◆ PROBLEM DESCRIPTION: Look through the material and tally each line bearing the word "icon". Give only the total.

◆ Dataset records:
-- BEGIN --

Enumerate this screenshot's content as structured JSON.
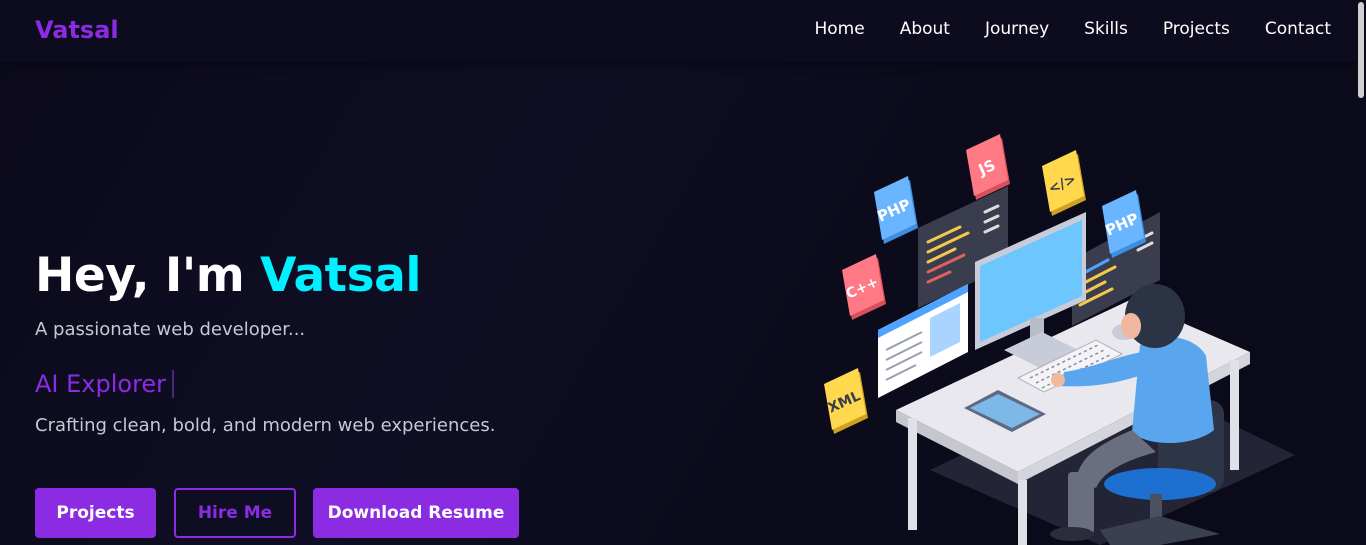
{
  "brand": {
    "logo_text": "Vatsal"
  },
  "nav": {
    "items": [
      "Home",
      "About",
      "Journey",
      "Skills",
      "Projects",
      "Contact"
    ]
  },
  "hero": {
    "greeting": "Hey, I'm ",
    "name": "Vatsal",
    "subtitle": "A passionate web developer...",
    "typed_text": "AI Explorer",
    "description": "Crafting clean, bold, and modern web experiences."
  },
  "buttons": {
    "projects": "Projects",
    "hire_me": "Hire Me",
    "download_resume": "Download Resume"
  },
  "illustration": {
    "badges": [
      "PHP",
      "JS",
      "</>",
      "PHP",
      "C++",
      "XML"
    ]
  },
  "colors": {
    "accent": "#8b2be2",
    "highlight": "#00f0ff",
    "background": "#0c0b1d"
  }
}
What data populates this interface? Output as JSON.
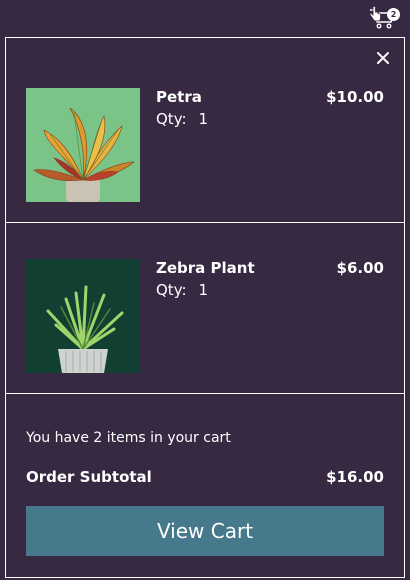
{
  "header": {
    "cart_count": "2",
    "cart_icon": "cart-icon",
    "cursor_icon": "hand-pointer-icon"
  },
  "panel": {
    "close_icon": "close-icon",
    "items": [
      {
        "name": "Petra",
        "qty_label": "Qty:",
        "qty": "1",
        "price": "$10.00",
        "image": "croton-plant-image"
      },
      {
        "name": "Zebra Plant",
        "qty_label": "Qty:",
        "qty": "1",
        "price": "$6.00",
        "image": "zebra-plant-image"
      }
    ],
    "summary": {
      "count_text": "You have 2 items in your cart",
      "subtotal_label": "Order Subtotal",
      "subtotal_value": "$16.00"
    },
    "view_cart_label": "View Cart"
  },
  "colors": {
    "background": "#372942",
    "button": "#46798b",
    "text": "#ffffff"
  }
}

-- END --

◆ TASK ANSWER: 3